══ Supplied records

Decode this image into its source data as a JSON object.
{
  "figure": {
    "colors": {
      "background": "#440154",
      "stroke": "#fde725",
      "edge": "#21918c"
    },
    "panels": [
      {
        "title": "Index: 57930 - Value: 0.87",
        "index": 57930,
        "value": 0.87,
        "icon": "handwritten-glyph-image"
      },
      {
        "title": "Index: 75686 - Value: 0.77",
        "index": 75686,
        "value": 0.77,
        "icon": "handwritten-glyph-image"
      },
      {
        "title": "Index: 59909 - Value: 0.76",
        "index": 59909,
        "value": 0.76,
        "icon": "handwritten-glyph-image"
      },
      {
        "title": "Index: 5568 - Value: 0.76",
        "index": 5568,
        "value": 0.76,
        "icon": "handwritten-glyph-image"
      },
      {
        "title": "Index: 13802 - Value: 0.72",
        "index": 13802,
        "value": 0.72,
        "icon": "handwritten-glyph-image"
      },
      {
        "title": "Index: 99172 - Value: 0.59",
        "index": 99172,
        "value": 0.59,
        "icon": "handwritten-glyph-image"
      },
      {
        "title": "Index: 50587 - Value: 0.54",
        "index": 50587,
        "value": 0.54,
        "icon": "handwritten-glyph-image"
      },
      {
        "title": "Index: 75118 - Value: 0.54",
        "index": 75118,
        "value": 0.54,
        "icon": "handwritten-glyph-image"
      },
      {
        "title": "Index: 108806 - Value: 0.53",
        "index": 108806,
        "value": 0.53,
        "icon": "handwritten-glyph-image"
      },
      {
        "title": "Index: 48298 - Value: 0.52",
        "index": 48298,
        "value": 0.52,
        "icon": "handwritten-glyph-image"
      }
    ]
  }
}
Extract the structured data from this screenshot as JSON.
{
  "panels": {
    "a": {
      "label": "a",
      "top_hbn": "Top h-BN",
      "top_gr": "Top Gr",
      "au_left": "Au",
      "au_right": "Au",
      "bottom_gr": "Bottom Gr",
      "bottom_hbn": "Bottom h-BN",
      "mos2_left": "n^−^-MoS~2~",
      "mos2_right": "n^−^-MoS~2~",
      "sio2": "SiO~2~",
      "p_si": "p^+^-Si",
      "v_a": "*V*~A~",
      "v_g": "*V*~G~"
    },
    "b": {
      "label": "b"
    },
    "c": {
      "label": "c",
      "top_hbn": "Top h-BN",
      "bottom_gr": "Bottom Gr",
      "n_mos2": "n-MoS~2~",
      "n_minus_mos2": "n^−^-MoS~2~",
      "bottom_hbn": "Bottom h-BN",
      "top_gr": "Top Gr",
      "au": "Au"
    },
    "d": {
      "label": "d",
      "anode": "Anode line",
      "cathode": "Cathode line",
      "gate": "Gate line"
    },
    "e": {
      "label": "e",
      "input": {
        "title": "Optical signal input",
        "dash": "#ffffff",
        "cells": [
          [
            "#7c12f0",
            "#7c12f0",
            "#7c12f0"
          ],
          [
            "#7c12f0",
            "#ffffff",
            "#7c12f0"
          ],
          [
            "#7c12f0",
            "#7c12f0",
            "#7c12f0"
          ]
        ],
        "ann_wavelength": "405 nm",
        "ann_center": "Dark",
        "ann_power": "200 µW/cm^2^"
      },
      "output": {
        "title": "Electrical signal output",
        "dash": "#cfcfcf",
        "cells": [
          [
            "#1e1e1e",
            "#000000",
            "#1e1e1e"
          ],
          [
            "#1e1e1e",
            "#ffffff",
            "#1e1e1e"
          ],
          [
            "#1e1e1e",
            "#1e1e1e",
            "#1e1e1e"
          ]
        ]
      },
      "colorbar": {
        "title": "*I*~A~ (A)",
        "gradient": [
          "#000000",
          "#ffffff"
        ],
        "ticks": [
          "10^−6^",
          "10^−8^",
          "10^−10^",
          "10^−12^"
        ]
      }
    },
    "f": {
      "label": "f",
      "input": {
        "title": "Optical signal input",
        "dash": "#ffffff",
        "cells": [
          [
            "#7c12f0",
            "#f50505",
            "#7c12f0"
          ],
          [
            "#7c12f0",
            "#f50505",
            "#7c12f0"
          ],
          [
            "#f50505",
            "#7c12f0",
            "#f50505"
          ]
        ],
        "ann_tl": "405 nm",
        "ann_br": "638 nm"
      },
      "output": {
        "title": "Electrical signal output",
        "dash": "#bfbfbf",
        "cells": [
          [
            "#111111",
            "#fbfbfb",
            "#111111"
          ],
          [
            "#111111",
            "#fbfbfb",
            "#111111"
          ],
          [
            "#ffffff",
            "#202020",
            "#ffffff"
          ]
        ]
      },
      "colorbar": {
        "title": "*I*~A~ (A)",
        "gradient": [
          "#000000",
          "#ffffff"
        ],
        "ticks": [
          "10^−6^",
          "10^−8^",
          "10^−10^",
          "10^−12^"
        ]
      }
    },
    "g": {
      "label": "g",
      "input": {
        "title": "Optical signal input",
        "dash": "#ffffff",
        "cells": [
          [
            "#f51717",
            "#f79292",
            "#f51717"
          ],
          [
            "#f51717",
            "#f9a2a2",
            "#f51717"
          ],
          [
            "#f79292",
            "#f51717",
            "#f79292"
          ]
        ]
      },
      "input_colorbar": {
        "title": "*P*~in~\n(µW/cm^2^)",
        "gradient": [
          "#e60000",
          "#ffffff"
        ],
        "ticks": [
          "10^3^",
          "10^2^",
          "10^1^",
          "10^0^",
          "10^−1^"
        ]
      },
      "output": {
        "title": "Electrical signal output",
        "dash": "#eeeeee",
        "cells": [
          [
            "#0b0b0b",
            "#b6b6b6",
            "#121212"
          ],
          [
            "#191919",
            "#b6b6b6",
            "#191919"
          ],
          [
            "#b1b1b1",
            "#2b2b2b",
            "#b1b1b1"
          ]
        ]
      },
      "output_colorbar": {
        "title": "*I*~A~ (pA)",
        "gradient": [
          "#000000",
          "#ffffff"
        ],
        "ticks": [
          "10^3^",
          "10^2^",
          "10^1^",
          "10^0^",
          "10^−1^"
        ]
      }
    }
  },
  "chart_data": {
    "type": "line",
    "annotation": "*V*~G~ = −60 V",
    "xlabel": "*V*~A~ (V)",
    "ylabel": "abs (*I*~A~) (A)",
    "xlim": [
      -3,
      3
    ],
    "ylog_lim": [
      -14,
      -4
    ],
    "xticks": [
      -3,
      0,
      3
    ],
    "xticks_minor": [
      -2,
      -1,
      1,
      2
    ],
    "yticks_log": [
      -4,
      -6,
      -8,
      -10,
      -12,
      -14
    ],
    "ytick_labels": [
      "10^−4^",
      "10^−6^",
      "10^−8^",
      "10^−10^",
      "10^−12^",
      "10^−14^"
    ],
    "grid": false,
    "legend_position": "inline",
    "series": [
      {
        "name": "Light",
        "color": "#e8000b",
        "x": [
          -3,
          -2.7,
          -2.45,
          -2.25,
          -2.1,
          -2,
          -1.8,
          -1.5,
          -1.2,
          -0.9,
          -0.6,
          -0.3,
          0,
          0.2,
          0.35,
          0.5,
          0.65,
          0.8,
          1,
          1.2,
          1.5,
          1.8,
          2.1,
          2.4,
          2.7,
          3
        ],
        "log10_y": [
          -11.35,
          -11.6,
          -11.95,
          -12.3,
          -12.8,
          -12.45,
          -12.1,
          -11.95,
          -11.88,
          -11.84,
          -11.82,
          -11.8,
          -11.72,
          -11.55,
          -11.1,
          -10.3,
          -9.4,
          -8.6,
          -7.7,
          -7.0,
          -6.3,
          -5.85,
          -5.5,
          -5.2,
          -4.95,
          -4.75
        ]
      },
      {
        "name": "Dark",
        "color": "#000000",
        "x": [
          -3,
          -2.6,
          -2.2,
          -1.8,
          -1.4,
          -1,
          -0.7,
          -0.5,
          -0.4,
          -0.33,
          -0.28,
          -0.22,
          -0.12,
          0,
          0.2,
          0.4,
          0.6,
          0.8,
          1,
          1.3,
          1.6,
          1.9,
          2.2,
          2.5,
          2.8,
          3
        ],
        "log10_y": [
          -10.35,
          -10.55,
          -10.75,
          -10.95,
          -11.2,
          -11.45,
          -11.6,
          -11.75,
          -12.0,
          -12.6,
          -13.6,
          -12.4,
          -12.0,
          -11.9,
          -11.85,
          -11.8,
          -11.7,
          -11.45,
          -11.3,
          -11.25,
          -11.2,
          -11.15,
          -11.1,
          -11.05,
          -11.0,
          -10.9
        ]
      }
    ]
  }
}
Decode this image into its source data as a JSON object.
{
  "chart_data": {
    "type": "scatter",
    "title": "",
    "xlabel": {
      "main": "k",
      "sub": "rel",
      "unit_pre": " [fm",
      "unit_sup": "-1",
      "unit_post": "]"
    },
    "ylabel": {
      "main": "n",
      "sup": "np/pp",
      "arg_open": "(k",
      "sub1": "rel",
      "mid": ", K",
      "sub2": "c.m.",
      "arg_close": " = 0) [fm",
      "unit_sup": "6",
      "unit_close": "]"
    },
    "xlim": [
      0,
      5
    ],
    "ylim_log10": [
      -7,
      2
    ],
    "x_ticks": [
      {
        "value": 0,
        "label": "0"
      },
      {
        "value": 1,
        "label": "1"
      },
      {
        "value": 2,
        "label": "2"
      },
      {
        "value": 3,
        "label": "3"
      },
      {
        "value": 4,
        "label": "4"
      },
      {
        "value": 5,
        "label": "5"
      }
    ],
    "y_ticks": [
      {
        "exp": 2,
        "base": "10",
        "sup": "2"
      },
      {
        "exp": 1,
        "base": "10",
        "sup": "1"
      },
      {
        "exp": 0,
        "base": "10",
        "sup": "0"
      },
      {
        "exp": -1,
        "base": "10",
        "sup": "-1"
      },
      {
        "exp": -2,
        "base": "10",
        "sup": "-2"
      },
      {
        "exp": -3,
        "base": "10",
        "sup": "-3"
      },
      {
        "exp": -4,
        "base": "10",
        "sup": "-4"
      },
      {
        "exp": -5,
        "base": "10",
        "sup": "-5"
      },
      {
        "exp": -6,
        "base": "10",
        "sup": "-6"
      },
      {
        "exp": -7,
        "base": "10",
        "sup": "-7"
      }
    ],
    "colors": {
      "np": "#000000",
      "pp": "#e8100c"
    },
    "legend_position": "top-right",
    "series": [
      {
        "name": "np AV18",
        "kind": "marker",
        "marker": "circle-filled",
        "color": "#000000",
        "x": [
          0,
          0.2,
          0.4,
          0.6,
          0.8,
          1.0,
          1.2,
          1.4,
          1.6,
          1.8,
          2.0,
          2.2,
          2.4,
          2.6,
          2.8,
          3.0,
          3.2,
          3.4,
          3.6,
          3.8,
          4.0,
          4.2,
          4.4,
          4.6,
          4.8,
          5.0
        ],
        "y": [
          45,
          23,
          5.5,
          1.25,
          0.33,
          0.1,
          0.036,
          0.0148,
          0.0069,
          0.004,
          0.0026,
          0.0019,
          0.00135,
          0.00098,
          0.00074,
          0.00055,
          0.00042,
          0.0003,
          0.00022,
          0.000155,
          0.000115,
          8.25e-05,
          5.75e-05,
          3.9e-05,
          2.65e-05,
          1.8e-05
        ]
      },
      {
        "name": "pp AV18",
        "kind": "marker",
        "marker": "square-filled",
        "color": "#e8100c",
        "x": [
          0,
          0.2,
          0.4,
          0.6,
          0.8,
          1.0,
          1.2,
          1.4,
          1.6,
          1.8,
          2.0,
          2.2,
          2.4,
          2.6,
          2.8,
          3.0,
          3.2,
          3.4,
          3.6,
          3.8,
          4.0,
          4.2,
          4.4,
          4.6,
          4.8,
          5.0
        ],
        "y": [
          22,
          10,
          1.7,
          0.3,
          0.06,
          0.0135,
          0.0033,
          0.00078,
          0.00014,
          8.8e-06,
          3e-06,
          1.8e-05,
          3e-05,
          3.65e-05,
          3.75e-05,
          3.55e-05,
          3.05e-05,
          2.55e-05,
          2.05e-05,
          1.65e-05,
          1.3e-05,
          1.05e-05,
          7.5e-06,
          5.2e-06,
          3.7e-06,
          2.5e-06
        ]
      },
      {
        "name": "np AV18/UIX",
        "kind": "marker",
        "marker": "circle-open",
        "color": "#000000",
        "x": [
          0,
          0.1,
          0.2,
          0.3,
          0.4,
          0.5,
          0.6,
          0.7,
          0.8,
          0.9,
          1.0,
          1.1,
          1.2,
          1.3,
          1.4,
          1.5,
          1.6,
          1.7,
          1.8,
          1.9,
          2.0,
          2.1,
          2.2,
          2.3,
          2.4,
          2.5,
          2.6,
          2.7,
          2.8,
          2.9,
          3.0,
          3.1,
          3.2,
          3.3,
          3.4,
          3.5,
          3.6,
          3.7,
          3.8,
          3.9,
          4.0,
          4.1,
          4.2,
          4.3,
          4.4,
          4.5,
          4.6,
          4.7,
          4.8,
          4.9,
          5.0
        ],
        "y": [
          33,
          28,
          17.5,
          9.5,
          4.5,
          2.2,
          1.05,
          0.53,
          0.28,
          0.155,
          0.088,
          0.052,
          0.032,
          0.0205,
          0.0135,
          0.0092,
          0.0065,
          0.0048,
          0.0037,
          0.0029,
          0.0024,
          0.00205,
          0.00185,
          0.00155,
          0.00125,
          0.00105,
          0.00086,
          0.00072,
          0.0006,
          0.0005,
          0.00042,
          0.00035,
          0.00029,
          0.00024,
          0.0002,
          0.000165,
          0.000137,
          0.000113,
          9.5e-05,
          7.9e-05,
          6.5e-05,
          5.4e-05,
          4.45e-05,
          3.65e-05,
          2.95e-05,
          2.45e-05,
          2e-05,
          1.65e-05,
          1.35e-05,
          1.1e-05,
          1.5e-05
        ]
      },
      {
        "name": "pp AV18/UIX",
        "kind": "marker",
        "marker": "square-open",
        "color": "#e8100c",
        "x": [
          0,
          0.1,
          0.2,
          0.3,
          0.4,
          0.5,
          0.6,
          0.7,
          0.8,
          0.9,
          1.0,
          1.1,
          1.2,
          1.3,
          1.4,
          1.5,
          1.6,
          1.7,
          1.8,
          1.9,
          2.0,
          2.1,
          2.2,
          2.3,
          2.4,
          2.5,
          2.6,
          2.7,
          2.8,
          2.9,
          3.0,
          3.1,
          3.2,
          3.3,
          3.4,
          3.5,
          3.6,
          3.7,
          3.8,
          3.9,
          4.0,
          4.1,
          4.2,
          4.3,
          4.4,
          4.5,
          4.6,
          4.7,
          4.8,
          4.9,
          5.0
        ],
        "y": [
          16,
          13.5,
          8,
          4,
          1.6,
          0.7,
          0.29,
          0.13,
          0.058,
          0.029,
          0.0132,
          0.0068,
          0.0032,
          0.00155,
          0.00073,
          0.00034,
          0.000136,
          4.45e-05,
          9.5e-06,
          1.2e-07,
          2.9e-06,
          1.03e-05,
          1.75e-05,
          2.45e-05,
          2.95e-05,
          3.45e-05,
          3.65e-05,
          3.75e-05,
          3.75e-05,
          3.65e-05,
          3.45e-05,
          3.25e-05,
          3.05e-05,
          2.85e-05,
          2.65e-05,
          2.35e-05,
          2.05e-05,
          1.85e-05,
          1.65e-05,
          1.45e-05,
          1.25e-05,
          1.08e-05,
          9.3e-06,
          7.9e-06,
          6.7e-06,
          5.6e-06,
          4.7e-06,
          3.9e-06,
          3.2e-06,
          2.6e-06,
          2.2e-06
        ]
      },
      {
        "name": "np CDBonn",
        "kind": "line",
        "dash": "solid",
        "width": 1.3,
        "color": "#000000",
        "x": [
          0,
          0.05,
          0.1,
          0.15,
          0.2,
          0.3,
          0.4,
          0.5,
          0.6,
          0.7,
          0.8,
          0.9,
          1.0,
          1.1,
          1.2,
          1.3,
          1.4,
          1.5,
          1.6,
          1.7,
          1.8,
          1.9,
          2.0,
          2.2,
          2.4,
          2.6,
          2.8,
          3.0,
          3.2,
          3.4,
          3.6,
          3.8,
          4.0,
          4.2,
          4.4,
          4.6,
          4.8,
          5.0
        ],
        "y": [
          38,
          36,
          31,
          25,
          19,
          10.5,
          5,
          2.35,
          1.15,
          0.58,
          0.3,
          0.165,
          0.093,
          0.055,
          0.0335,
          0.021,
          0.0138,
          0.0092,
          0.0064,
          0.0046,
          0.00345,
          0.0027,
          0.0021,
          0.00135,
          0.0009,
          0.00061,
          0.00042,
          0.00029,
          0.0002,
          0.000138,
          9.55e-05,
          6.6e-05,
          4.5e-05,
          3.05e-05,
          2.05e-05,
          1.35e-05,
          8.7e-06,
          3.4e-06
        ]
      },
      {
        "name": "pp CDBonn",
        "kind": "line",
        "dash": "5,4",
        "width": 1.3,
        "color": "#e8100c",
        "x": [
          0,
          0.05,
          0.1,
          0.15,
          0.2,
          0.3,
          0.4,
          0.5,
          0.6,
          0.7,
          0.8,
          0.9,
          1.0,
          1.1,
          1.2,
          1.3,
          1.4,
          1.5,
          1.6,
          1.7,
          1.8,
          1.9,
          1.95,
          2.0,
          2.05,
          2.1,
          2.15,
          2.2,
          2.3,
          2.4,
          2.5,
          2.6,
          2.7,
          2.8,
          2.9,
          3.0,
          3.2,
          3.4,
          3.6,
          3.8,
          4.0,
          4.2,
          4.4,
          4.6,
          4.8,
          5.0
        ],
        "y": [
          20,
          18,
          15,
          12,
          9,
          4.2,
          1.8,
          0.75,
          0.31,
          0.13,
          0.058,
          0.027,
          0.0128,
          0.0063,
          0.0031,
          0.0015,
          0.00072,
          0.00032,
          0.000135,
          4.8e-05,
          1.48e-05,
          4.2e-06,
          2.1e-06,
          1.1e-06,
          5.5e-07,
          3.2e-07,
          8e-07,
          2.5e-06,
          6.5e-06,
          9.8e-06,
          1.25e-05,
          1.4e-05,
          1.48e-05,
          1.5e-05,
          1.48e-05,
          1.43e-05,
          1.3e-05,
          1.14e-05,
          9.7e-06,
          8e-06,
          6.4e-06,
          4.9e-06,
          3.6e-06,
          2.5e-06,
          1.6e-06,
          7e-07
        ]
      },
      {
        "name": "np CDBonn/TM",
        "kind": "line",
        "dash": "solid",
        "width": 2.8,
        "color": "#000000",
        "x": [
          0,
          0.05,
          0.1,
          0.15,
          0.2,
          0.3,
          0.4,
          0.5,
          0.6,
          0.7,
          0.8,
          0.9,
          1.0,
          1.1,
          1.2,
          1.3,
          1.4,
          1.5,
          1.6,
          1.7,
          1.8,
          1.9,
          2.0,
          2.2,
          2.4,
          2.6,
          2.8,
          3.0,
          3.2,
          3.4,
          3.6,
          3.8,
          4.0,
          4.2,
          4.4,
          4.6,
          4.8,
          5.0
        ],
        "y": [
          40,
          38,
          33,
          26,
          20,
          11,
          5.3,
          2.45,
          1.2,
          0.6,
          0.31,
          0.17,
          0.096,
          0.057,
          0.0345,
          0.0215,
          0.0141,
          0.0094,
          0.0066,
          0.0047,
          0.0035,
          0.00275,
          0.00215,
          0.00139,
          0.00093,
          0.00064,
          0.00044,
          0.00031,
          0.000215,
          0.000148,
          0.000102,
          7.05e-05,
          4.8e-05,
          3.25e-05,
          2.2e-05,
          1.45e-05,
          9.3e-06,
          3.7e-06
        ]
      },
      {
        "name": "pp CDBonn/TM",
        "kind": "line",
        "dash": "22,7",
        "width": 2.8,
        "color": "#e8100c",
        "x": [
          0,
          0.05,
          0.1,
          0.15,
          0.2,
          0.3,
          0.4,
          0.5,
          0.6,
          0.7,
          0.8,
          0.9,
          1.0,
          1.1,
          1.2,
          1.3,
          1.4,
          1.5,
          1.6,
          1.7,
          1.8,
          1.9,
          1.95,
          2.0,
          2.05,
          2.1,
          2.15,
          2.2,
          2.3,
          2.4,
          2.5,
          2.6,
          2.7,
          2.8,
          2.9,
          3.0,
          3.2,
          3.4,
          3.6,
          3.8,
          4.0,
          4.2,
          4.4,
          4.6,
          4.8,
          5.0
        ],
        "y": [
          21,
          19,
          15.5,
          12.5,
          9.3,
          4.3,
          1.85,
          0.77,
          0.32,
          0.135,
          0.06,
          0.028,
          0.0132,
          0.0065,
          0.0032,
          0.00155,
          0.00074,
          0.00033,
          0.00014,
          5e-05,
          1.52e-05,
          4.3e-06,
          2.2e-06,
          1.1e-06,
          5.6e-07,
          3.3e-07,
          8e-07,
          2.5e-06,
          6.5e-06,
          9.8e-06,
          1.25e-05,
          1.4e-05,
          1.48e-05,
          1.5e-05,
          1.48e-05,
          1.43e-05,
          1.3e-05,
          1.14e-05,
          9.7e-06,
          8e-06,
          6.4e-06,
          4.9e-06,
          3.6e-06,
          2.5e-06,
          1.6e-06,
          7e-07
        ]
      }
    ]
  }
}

════

Where a line contains "dash", copy that line.

Correct result
        "dash": "#ffffff",
        "dash": "#cfcfcf",
        "dash": "#ffffff",
        "dash": "#bfbfbf",
        "dash": "#ffffff",
        "dash": "#eeeeee",
        "dash": "solid",
        "dash": "5,4",
        "dash": "solid",
        "dash": "22,7",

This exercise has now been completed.